Collected data entries
════════════════

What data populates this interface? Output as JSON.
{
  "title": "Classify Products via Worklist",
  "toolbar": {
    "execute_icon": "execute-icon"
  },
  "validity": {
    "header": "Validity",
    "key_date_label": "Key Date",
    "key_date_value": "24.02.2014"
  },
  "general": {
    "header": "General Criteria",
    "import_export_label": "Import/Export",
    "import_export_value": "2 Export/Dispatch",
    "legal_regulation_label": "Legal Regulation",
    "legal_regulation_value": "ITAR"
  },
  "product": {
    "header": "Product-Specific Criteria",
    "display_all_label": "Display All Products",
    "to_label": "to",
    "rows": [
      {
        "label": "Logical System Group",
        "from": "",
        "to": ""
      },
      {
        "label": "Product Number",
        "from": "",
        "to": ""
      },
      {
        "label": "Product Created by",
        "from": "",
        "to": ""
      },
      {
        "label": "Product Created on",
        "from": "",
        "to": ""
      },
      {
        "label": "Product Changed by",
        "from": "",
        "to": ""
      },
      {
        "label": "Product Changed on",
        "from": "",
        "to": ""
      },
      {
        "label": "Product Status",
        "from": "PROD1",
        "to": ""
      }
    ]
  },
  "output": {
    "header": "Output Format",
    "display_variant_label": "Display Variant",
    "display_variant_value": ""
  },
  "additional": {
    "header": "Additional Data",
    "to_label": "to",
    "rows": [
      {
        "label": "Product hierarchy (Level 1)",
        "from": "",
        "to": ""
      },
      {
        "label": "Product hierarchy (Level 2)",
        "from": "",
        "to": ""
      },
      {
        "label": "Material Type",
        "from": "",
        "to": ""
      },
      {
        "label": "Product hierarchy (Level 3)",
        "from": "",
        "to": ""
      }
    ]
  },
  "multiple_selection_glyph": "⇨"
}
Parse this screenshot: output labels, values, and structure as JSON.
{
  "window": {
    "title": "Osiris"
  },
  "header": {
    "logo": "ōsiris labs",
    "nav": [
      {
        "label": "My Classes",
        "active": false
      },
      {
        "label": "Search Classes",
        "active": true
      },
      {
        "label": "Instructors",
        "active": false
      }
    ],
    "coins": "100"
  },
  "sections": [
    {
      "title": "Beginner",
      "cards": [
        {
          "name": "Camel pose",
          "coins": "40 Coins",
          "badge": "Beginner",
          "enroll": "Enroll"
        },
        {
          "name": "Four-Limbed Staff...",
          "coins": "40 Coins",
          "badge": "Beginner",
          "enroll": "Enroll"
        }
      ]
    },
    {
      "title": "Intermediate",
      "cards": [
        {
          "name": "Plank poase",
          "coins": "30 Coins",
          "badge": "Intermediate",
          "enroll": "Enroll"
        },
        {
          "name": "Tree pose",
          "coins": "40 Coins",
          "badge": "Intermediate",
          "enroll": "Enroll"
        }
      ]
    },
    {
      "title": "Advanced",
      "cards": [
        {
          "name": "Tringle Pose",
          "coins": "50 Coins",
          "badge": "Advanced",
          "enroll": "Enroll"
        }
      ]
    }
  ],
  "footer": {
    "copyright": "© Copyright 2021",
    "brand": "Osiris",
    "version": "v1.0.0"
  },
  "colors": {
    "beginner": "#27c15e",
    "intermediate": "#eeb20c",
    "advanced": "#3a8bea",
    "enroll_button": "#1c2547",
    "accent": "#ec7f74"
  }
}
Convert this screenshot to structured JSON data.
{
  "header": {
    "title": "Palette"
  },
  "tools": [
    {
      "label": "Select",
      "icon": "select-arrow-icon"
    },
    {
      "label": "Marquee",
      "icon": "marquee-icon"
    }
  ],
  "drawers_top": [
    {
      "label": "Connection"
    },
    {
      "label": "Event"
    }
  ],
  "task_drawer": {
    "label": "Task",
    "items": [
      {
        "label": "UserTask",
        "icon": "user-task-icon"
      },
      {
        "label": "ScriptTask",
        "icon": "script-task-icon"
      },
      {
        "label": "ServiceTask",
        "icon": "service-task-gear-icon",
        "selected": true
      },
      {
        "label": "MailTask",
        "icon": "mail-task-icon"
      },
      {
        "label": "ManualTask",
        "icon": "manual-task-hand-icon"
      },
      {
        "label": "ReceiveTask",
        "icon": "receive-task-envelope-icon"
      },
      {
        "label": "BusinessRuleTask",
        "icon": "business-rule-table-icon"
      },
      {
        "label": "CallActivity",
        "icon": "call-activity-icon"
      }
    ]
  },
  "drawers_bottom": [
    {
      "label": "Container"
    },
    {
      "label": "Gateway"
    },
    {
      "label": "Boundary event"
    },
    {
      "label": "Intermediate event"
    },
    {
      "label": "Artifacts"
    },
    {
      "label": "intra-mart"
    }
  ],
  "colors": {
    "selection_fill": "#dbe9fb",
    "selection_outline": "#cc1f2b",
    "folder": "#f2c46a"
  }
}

════════════════

PROBLEM DESCRIPTION
Reproduce the complete data exactly as presented above.

EXPECTED ANSWER
What data populates this interface? Output as JSON.
{
  "title": "Classify Products via Worklist",
  "toolbar": {
    "execute_icon": "execute-icon"
  },
  "validity": {
    "header": "Validity",
    "key_date_label": "Key Date",
    "key_date_value": "24.02.2014"
  },
  "general": {
    "header": "General Criteria",
    "import_export_label": "Import/Export",
    "import_export_value": "2 Export/Dispatch",
    "legal_regulation_label": "Legal Regulation",
    "legal_regulation_value": "ITAR"
  },
  "product": {
    "header": "Product-Specific Criteria",
    "display_all_label": "Display All Products",
    "to_label": "to",
    "rows": [
      {
        "label": "Logical System Group",
        "from": "",
        "to": ""
      },
      {
        "label": "Product Number",
        "from": "",
        "to": ""
      },
      {
        "label": "Product Created by",
        "from": "",
        "to": ""
      },
      {
        "label": "Product Created on",
        "from": "",
        "to": ""
      },
      {
        "label": "Product Changed by",
        "from": "",
        "to": ""
      },
      {
        "label": "Product Changed on",
        "from": "",
        "to": ""
      },
      {
        "label": "Product Status",
        "from": "PROD1",
        "to": ""
      }
    ]
  },
  "output": {
    "header": "Output Format",
    "display_variant_label": "Display Variant",
    "display_variant_value": ""
  },
  "additional": {
    "header": "Additional Data",
    "to_label": "to",
    "rows": [
      {
        "label": "Product hierarchy (Level 1)",
        "from": "",
        "to": ""
      },
      {
        "label": "Product hierarchy (Level 2)",
        "from": "",
        "to": ""
      },
      {
        "label": "Material Type",
        "from": "",
        "to": ""
      },
      {
        "label": "Product hierarchy (Level 3)",
        "from": "",
        "to": ""
      }
    ]
  },
  "multiple_selection_glyph": "⇨"
}
Parse this screenshot: output labels, values, and structure as JSON.
{
  "window": {
    "title": "Osiris"
  },
  "header": {
    "logo": "ōsiris labs",
    "nav": [
      {
        "label": "My Classes",
        "active": false
      },
      {
        "label": "Search Classes",
        "active": true
      },
      {
        "label": "Instructors",
        "active": false
      }
    ],
    "coins": "100"
  },
  "sections": [
    {
      "title": "Beginner",
      "cards": [
        {
          "name": "Camel pose",
          "coins": "40 Coins",
          "badge": "Beginner",
          "enroll": "Enroll"
        },
        {
          "name": "Four-Limbed Staff...",
          "coins": "40 Coins",
          "badge": "Beginner",
          "enroll": "Enroll"
        }
      ]
    },
    {
      "title": "Intermediate",
      "cards": [
        {
          "name": "Plank poase",
          "coins": "30 Coins",
          "badge": "Intermediate",
          "enroll": "Enroll"
        },
        {
          "name": "Tree pose",
          "coins": "40 Coins",
          "badge": "Intermediate",
          "enroll": "Enroll"
        }
      ]
    },
    {
      "title": "Advanced",
      "cards": [
        {
          "name": "Tringle Pose",
          "coins": "50 Coins",
          "badge": "Advanced",
          "enroll": "Enroll"
        }
      ]
    }
  ],
  "footer": {
    "copyright": "© Copyright 2021",
    "brand": "Osiris",
    "version": "v1.0.0"
  },
  "colors": {
    "beginner": "#27c15e",
    "intermediate": "#eeb20c",
    "advanced": "#3a8bea",
    "enroll_button": "#1c2547",
    "accent": "#ec7f74"
  }
}
Convert this screenshot to structured JSON data.
{
  "header": {
    "title": "Palette"
  },
  "tools": [
    {
      "label": "Select",
      "icon": "select-arrow-icon"
    },
    {
      "label": "Marquee",
      "icon": "marquee-icon"
    }
  ],
  "drawers_top": [
    {
      "label": "Connection"
    },
    {
      "label": "Event"
    }
  ],
  "task_drawer": {
    "label": "Task",
    "items": [
      {
        "label": "UserTask",
        "icon": "user-task-icon"
      },
      {
        "label": "ScriptTask",
        "icon": "script-task-icon"
      },
      {
        "label": "ServiceTask",
        "icon": "service-task-gear-icon",
        "selected": true
      },
      {
        "label": "MailTask",
        "icon": "mail-task-icon"
      },
      {
        "label": "ManualTask",
        "icon": "manual-task-hand-icon"
      },
      {
        "label": "ReceiveTask",
        "icon": "receive-task-envelope-icon"
      },
      {
        "label": "BusinessRuleTask",
        "icon": "business-rule-table-icon"
      },
      {
        "label": "CallActivity",
        "icon": "call-activity-icon"
      }
    ]
  },
  "drawers_bottom": [
    {
      "label": "Container"
    },
    {
      "label": "Gateway"
    },
    {
      "label": "Boundary event"
    },
    {
      "label": "Intermediate event"
    },
    {
      "label": "Artifacts"
    },
    {
      "label": "intra-mart"
    }
  ],
  "colors": {
    "selection_fill": "#dbe9fb",
    "selection_outline": "#cc1f2b",
    "folder": "#f2c46a"
  }
}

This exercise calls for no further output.